Data to use ::
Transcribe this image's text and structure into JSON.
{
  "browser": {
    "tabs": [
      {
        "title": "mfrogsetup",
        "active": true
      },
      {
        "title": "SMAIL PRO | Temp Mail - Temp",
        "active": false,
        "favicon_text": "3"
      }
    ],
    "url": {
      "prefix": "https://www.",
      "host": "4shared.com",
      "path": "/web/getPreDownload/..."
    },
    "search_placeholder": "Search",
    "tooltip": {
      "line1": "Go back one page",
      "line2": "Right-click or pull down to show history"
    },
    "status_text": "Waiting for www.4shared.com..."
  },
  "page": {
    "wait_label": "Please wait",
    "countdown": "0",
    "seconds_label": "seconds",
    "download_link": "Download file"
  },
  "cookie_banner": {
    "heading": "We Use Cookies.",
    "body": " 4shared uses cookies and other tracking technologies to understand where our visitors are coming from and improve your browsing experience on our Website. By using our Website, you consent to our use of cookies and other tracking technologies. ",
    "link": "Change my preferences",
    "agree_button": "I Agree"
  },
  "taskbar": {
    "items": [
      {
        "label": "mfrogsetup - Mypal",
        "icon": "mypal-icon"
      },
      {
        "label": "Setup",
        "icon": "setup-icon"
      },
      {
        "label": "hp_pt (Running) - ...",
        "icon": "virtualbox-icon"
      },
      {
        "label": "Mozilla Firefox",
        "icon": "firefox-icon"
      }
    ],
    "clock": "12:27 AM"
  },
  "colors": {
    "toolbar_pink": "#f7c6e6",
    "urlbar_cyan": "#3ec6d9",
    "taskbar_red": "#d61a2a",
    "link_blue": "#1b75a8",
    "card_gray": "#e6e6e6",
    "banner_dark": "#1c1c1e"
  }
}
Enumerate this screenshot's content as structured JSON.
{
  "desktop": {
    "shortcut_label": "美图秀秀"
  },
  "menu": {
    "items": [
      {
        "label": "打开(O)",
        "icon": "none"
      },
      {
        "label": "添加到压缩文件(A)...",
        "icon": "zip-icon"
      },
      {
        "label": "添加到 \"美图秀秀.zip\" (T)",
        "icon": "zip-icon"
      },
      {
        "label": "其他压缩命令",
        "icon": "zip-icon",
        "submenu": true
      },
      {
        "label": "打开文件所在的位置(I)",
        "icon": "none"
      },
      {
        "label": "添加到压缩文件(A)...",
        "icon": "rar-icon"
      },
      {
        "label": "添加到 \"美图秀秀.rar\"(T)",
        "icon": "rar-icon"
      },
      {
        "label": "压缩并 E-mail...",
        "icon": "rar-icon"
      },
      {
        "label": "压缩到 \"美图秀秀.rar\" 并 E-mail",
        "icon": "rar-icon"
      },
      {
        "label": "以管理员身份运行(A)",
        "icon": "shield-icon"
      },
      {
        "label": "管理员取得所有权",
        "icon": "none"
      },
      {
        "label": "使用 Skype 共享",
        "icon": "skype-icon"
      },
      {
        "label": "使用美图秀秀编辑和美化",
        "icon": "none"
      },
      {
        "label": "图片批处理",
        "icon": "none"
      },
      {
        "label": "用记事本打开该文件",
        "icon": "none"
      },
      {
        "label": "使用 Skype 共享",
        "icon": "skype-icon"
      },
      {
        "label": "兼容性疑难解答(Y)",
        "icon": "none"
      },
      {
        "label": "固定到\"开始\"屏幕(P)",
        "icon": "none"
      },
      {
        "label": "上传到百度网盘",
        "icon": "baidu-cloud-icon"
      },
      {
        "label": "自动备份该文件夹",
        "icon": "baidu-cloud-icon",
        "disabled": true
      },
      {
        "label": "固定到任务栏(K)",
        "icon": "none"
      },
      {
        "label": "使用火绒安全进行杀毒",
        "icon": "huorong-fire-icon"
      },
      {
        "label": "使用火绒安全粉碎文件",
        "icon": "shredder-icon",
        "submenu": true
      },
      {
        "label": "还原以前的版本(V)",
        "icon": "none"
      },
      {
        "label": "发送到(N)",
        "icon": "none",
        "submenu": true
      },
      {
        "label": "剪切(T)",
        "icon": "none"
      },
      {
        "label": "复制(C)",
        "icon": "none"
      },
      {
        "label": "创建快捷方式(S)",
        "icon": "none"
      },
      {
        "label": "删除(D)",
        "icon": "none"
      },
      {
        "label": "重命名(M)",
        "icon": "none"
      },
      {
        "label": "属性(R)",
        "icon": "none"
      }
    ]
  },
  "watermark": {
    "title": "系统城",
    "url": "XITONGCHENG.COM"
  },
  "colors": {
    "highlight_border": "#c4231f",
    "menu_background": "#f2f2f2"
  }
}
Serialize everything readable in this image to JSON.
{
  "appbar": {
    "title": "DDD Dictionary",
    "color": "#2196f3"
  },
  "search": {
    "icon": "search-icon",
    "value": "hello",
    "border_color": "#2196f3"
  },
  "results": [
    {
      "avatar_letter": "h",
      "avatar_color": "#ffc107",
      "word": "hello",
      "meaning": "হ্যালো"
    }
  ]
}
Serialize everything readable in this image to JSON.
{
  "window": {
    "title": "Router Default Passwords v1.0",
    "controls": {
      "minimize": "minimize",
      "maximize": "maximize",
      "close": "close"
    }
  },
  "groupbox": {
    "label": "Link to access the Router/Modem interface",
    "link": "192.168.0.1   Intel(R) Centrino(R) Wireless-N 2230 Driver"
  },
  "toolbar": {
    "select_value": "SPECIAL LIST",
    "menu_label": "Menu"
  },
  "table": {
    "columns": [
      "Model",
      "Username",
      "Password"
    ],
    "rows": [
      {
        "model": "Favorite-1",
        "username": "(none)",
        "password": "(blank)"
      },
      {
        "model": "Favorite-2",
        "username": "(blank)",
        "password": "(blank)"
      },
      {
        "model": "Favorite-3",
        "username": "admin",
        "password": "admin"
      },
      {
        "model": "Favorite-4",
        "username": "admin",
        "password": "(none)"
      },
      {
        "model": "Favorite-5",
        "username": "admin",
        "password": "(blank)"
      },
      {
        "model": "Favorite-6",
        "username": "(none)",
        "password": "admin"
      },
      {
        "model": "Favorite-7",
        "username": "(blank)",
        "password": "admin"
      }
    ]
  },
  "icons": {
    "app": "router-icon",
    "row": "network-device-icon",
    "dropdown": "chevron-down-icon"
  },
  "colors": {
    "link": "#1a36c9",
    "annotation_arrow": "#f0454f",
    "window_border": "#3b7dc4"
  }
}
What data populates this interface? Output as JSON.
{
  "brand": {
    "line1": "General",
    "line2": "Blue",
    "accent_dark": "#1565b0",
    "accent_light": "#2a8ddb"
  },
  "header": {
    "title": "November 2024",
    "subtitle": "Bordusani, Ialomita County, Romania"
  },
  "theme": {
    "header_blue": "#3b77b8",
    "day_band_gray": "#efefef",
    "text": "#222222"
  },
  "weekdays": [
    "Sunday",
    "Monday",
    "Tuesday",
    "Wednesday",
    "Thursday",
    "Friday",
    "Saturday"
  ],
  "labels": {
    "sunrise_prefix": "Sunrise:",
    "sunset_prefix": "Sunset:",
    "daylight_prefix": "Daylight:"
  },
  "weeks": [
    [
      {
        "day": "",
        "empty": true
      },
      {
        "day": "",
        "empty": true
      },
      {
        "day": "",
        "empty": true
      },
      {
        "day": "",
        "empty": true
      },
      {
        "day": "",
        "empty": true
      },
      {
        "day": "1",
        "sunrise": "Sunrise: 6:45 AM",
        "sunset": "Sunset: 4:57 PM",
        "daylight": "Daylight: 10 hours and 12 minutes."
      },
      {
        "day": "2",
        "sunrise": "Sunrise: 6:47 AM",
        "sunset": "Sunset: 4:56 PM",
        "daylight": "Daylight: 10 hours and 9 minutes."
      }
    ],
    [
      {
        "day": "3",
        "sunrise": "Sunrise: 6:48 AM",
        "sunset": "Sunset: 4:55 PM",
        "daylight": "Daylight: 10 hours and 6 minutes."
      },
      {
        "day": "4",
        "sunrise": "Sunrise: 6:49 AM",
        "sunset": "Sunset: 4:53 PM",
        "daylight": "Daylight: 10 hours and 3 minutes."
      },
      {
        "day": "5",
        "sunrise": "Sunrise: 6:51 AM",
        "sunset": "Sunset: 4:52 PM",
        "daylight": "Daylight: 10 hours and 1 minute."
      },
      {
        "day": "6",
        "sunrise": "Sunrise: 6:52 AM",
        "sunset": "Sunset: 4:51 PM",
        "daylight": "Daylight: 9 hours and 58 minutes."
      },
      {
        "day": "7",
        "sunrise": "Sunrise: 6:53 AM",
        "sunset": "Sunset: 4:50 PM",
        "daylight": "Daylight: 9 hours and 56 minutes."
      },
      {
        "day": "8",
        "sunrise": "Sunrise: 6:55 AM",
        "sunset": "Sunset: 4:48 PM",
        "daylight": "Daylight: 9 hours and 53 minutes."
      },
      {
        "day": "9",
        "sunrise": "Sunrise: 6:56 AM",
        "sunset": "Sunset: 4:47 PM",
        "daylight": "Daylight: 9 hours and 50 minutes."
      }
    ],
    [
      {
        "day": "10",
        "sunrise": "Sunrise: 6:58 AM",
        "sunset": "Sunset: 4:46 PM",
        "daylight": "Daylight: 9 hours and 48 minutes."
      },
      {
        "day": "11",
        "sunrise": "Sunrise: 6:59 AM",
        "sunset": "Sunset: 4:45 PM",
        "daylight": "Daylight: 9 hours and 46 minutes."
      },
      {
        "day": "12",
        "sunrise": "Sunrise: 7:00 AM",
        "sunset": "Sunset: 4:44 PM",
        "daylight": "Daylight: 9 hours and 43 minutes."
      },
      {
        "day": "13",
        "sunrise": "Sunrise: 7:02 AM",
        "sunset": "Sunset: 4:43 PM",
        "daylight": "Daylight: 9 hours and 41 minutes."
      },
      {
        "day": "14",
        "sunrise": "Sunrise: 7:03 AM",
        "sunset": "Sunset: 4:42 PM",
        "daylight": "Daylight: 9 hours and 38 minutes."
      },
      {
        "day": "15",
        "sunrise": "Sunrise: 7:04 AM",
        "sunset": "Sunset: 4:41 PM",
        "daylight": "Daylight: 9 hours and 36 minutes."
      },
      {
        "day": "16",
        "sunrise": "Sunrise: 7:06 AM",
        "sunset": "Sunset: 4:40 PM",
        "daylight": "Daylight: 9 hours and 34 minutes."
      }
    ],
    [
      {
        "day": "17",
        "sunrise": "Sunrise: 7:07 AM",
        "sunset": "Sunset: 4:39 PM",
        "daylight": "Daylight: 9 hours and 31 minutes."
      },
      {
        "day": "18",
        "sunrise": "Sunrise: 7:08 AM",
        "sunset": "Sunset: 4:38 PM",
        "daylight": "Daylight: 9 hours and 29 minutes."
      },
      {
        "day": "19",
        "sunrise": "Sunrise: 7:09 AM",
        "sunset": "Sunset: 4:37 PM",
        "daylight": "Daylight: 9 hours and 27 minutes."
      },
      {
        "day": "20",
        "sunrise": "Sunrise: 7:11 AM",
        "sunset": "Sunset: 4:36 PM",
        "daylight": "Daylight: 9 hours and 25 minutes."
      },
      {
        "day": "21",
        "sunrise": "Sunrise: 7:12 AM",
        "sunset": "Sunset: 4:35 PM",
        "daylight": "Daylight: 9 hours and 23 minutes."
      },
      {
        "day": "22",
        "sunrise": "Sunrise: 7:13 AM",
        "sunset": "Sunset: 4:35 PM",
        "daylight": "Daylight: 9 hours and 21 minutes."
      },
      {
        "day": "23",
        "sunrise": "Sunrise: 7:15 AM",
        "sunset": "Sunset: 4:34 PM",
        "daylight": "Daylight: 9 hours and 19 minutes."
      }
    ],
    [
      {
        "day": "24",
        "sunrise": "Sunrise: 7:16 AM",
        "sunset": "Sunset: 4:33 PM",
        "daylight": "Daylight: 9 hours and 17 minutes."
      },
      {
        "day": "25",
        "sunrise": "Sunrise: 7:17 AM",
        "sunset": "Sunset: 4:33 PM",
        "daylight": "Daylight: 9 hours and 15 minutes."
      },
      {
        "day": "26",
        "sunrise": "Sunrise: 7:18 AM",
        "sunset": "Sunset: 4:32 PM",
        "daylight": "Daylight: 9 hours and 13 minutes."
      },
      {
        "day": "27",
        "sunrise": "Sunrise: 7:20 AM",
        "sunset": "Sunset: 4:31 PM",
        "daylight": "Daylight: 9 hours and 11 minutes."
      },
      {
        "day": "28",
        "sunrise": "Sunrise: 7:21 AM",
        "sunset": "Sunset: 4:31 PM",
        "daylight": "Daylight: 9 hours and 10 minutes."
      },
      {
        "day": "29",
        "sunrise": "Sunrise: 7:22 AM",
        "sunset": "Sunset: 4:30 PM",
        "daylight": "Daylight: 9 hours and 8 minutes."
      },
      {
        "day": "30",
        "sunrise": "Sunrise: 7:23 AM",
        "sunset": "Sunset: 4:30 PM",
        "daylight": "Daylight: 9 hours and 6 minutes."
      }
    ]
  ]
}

Your task :: Pull every line containing "cloud" from the material above.

Task answer ::
        "icon": "baidu-cloud-icon"
        "icon": "baidu-cloud-icon",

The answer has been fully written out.